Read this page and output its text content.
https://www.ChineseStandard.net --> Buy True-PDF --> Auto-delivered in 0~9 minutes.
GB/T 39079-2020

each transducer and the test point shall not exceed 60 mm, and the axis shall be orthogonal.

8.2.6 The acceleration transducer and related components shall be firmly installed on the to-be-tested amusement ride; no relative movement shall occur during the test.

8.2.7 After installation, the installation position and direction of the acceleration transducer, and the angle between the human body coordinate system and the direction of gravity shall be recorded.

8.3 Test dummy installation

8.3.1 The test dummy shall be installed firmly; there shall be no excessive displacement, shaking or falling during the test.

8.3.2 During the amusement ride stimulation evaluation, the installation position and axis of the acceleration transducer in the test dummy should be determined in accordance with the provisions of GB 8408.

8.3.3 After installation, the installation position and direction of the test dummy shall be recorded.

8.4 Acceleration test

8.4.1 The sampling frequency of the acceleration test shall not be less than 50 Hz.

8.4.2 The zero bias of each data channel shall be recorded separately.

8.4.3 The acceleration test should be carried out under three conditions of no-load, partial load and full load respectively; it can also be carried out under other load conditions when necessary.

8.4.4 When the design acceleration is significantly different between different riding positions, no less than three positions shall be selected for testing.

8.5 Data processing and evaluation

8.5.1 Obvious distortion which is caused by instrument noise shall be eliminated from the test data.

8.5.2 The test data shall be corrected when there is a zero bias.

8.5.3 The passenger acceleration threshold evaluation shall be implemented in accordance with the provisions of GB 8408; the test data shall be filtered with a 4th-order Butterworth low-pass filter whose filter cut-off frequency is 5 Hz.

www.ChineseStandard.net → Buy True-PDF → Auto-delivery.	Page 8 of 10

————

> **Given problem**
Output all of the data above without any alteration.

> **Full solution**
Read this page and output its text content.
https://www.ChineseStandard.net --> Buy True-PDF --> Auto-delivered in 0~9 minutes.
GB/T 39079-2020

each transducer and the test point shall not exceed 60 mm, and the axis shall be orthogonal.

8.2.6 The acceleration transducer and related components shall be firmly installed on the to-be-tested amusement ride; no relative movement shall occur during the test.

8.2.7 After installation, the installation position and direction of the acceleration transducer, and the angle between the human body coordinate system and the direction of gravity shall be recorded.

8.3 Test dummy installation

8.3.1 The test dummy shall be installed firmly; there shall be no excessive displacement, shaking or falling during the test.

8.3.2 During the amusement ride stimulation evaluation, the installation position and axis of the acceleration transducer in the test dummy should be determined in accordance with the provisions of GB 8408.

8.3.3 After installation, the installation position and direction of the test dummy shall be recorded.

8.4 Acceleration test

8.4.1 The sampling frequency of the acceleration test shall not be less than 50 Hz.

8.4.2 The zero bias of each data channel shall be recorded separately.

8.4.3 The acceleration test should be carried out under three conditions of no-load, partial load and full load respectively; it can also be carried out under other load conditions when necessary.

8.4.4 When the design acceleration is significantly different between different riding positions, no less than three positions shall be selected for testing.

8.5 Data processing and evaluation

8.5.1 Obvious distortion which is caused by instrument noise shall be eliminated from the test data.

8.5.2 The test data shall be corrected when there is a zero bias.

8.5.3 The passenger acceleration threshold evaluation shall be implemented in accordance with the provisions of GB 8408; the test data shall be filtered with a 4th-order Butterworth low-pass filter whose filter cut-off frequency is 5 Hz.

www.ChineseStandard.net → Buy True-PDF → Auto-delivery.	Page 8 of 10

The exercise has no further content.